• What is asked: Pull every line that holds the word "paciente" from the entries.
--- start ---
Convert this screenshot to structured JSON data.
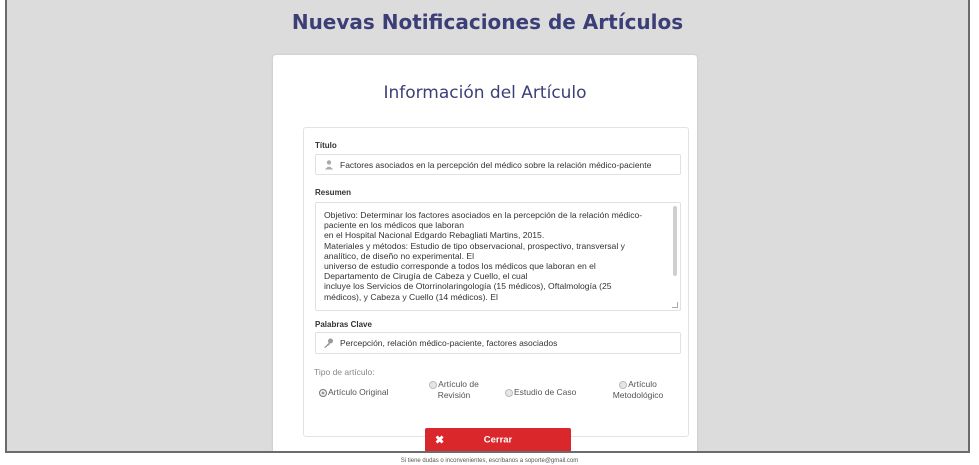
{
  "page": {
    "title": "Nuevas Notificaciones de Artículos"
  },
  "card": {
    "title": "Información del Artículo",
    "titulo": {
      "label": "Título",
      "value": "Factores asociados en la percepción del médico sobre la relación médico-paciente",
      "icon": "user-icon"
    },
    "resumen": {
      "label": "Resumen",
      "lines": [
        "Objetivo: Determinar los factores asociados en la percepción de la relación médico-",
        "paciente en los médicos que laboran",
        "en el Hospital Nacional Edgardo Rebagliati Martins, 2015.",
        "Materiales y métodos: Estudio de tipo observacional, prospectivo, transversal y",
        "analítico, de diseño no experimental. El",
        "universo de estudio corresponde a todos los médicos que laboran en el",
        "Departamento de Cirugía de Cabeza y Cuello, el cual",
        "incluye los Servicios de Otorrinolaringología (15 médicos), Oftalmología (25",
        "médicos), y Cabeza y Cuello (14 médicos). El"
      ]
    },
    "palabras": {
      "label": "Palabras Clave",
      "value": "Percepción, relación médico-paciente, factores asociados",
      "icon": "key-icon"
    },
    "tipo": {
      "label": "Tipo de artículo:",
      "options": [
        {
          "line1": "Artículo Original",
          "line2": "",
          "selected": true
        },
        {
          "line1": "Artículo de",
          "line2": "Revisión",
          "selected": false
        },
        {
          "line1": "Estudio de Caso",
          "line2": "",
          "selected": false
        },
        {
          "line1": "Artículo",
          "line2": "Metodológico",
          "selected": false
        }
      ]
    },
    "close_label": "Cerrar"
  },
  "footer": {
    "text": "Si tiene dudas o inconvenientes, escríbanos a soporte@gmail.com"
  },
  "colors": {
    "title": "#3c3f77",
    "danger": "#d9272c",
    "background": "#dcdcdc"
  }
}
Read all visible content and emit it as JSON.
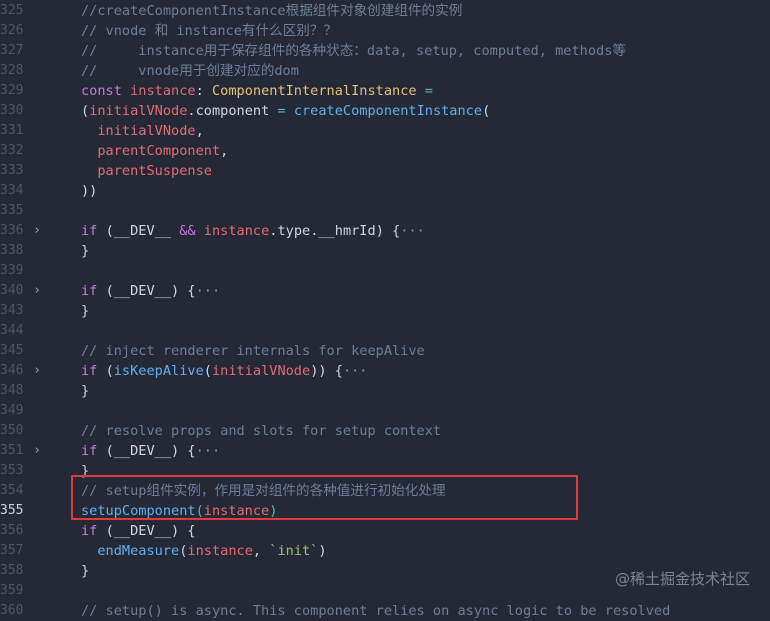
--- end ---
• Worked solution:
      "value": "Factores asociados en la percepción del médico sobre la relación médico-paciente",
        "paciente en los médicos que laboran",
      "value": "Percepción, relación médico-paciente, factores asociados",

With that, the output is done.